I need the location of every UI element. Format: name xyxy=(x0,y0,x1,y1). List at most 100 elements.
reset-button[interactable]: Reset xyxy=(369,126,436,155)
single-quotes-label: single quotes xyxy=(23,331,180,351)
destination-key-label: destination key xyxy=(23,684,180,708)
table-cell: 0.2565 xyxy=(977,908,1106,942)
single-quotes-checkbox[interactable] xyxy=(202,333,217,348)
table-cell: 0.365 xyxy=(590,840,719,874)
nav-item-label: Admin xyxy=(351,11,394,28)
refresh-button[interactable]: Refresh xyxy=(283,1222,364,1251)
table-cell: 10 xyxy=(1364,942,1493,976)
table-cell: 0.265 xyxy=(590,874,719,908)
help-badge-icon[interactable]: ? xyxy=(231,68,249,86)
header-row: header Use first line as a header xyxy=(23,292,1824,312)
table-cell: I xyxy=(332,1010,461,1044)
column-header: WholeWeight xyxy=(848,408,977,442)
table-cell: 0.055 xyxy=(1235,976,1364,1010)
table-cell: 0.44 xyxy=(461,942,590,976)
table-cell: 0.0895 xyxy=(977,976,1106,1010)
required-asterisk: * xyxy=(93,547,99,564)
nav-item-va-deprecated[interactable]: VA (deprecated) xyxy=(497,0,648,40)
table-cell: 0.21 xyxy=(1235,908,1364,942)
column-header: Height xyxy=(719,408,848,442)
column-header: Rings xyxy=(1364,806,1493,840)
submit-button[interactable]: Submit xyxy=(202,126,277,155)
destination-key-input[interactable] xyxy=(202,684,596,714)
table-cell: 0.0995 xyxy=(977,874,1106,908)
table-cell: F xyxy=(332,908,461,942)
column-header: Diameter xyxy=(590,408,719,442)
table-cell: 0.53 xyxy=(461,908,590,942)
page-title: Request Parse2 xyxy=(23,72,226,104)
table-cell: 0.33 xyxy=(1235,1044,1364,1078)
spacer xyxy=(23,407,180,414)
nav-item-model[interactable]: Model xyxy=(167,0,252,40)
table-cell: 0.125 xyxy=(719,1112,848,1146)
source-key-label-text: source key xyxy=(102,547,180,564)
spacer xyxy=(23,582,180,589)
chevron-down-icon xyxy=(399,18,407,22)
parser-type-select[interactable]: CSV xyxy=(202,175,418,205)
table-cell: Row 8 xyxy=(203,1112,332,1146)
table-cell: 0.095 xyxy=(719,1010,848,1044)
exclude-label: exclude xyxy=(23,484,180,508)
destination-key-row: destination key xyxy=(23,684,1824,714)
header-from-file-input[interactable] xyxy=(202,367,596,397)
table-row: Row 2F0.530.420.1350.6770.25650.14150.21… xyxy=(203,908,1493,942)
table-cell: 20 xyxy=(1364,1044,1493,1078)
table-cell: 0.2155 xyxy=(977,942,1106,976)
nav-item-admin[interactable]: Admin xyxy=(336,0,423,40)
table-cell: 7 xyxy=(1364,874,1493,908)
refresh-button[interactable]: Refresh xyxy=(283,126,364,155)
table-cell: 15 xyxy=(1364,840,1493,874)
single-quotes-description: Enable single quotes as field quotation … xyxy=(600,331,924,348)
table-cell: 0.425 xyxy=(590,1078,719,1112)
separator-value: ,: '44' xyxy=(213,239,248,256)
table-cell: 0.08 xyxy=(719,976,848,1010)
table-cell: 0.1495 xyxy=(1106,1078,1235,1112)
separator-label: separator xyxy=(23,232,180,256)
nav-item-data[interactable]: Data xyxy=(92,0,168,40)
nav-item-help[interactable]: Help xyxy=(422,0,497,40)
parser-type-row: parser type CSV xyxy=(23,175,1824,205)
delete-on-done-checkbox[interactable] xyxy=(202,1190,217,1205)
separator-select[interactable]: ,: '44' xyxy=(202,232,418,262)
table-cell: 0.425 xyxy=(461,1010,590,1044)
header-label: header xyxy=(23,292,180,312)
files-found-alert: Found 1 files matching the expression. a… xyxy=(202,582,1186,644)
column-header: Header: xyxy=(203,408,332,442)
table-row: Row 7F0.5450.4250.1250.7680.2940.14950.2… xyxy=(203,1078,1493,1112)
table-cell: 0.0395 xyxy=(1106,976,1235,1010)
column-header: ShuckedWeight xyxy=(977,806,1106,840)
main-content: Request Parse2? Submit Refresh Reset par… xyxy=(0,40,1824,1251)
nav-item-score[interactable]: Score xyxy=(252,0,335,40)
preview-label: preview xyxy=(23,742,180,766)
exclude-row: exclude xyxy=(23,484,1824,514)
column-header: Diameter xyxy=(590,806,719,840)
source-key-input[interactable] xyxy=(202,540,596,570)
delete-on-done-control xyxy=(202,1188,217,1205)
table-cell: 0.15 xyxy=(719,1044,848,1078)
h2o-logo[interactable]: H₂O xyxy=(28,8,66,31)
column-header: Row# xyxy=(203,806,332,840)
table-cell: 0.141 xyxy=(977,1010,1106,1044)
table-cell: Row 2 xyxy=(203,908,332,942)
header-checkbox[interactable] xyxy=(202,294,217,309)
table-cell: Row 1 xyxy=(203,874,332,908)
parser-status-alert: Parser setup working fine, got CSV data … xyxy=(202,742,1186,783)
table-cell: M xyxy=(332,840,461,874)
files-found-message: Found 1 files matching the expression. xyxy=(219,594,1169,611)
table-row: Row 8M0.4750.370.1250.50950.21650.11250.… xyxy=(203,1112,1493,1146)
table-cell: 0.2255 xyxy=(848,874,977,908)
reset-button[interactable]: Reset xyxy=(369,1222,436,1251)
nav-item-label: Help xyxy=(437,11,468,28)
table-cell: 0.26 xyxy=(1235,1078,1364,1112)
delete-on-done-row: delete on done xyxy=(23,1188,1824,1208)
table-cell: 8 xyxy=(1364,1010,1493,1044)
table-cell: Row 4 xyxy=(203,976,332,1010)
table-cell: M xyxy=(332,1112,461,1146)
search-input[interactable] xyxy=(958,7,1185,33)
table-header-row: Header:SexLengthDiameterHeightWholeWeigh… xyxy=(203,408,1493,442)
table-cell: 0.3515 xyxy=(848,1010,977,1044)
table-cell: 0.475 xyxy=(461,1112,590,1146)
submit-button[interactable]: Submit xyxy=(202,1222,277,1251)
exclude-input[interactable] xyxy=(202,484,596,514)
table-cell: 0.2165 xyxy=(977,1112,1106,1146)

(Stated exercise) Replace every "table-cell" in the entries above with "grid-cell" and leave all other text unchanged.

(Answer to this problem)
I need the location of every UI element. Format: name xyxy=(x0,y0,x1,y1). List at most 100 elements.
reset-button[interactable]: Reset xyxy=(369,126,436,155)
single-quotes-label: single quotes xyxy=(23,331,180,351)
destination-key-label: destination key xyxy=(23,684,180,708)
grid-cell: 0.2565 xyxy=(977,908,1106,942)
single-quotes-checkbox[interactable] xyxy=(202,333,217,348)
grid-cell: 0.365 xyxy=(590,840,719,874)
nav-item-label: Admin xyxy=(351,11,394,28)
refresh-button[interactable]: Refresh xyxy=(283,1222,364,1251)
grid-cell: 10 xyxy=(1364,942,1493,976)
grid-cell: 0.265 xyxy=(590,874,719,908)
help-badge-icon[interactable]: ? xyxy=(231,68,249,86)
header-row: header Use first line as a header xyxy=(23,292,1824,312)
grid-cell: I xyxy=(332,1010,461,1044)
column-header: WholeWeight xyxy=(848,408,977,442)
grid-cell: 0.055 xyxy=(1235,976,1364,1010)
grid-cell: 0.44 xyxy=(461,942,590,976)
grid-cell: 0.0895 xyxy=(977,976,1106,1010)
required-asterisk: * xyxy=(93,547,99,564)
nav-item-va-deprecated[interactable]: VA (deprecated) xyxy=(497,0,648,40)
grid-cell: 0.21 xyxy=(1235,908,1364,942)
column-header: Height xyxy=(719,408,848,442)
column-header: Rings xyxy=(1364,806,1493,840)
submit-button[interactable]: Submit xyxy=(202,126,277,155)
destination-key-input[interactable] xyxy=(202,684,596,714)
grid-cell: 0.0995 xyxy=(977,874,1106,908)
grid-cell: F xyxy=(332,908,461,942)
column-header: Diameter xyxy=(590,408,719,442)
grid-cell: 0.53 xyxy=(461,908,590,942)
page-title: Request Parse2 xyxy=(23,72,226,104)
grid-cell: 0.33 xyxy=(1235,1044,1364,1078)
spacer xyxy=(23,407,180,414)
nav-item-model[interactable]: Model xyxy=(167,0,252,40)
grid-cell: 0.125 xyxy=(719,1112,848,1146)
source-key-label-text: source key xyxy=(102,547,180,564)
spacer xyxy=(23,582,180,589)
chevron-down-icon xyxy=(399,18,407,22)
parser-type-select[interactable]: CSV xyxy=(202,175,418,205)
grid-cell: Row 8 xyxy=(203,1112,332,1146)
grid-cell: 0.095 xyxy=(719,1010,848,1044)
exclude-label: exclude xyxy=(23,484,180,508)
destination-key-row: destination key xyxy=(23,684,1824,714)
header-from-file-input[interactable] xyxy=(202,367,596,397)
table-row: Row 2F0.530.420.1350.6770.25650.14150.21… xyxy=(203,908,1493,942)
grid-cell: 20 xyxy=(1364,1044,1493,1078)
grid-cell: 0.2155 xyxy=(977,942,1106,976)
nav-item-admin[interactable]: Admin xyxy=(336,0,423,40)
grid-cell: 7 xyxy=(1364,874,1493,908)
refresh-button[interactable]: Refresh xyxy=(283,126,364,155)
grid-cell: 15 xyxy=(1364,840,1493,874)
single-quotes-description: Enable single quotes as field quotation … xyxy=(600,331,924,348)
grid-cell: 0.425 xyxy=(590,1078,719,1112)
separator-value: ,: '44' xyxy=(213,239,248,256)
grid-cell: 0.08 xyxy=(719,976,848,1010)
grid-cell: 0.1495 xyxy=(1106,1078,1235,1112)
separator-label: separator xyxy=(23,232,180,256)
nav-item-data[interactable]: Data xyxy=(92,0,168,40)
nav-item-help[interactable]: Help xyxy=(422,0,497,40)
parser-type-row: parser type CSV xyxy=(23,175,1824,205)
delete-on-done-checkbox[interactable] xyxy=(202,1190,217,1205)
separator-select[interactable]: ,: '44' xyxy=(202,232,418,262)
grid-cell: 0.425 xyxy=(461,1010,590,1044)
header-label: header xyxy=(23,292,180,312)
files-found-alert: Found 1 files matching the expression. a… xyxy=(202,582,1186,644)
column-header: Header: xyxy=(203,408,332,442)
table-row: Row 7F0.5450.4250.1250.7680.2940.14950.2… xyxy=(203,1078,1493,1112)
grid-cell: 0.0395 xyxy=(1106,976,1235,1010)
column-header: ShuckedWeight xyxy=(977,806,1106,840)
main-content: Request Parse2? Submit Refresh Reset par… xyxy=(0,40,1824,1251)
nav-item-score[interactable]: Score xyxy=(252,0,335,40)
preview-label: preview xyxy=(23,742,180,766)
exclude-row: exclude xyxy=(23,484,1824,514)
column-header: Diameter xyxy=(590,806,719,840)
source-key-input[interactable] xyxy=(202,540,596,570)
delete-on-done-control xyxy=(202,1188,217,1205)
grid-cell: 0.15 xyxy=(719,1044,848,1078)
h2o-logo[interactable]: H₂O xyxy=(28,8,66,31)
column-header: Row# xyxy=(203,806,332,840)
grid-cell: 0.141 xyxy=(977,1010,1106,1044)
grid-cell: Row 2 xyxy=(203,908,332,942)
header-checkbox[interactable] xyxy=(202,294,217,309)
grid-cell: Row 1 xyxy=(203,874,332,908)
parser-status-alert: Parser setup working fine, got CSV data … xyxy=(202,742,1186,783)
grid-cell: M xyxy=(332,840,461,874)
files-found-message: Found 1 files matching the expression. xyxy=(219,594,1169,611)
table-row: Row 8M0.4750.370.1250.50950.21650.11250.… xyxy=(203,1112,1493,1146)
grid-cell: 0.2255 xyxy=(848,874,977,908)
reset-button[interactable]: Reset xyxy=(369,1222,436,1251)
nav-item-label: Help xyxy=(437,11,468,28)
grid-cell: 0.26 xyxy=(1235,1078,1364,1112)
delete-on-done-row: delete on done xyxy=(23,1188,1824,1208)
grid-cell: 8 xyxy=(1364,1010,1493,1044)
grid-cell: Row 4 xyxy=(203,976,332,1010)
grid-cell: M xyxy=(332,1112,461,1146)
search-input[interactable] xyxy=(958,7,1185,33)
table-header-row: Header:SexLengthDiameterHeightWholeWeigh… xyxy=(203,408,1493,442)
grid-cell: 0.3515 xyxy=(848,1010,977,1044)
grid-cell: 0.475 xyxy=(461,1112,590,1146)
submit-button[interactable]: Submit xyxy=(202,1222,277,1251)
exclude-input[interactable] xyxy=(202,484,596,514)
grid-cell: 0.2165 xyxy=(977,1112,1106,1146)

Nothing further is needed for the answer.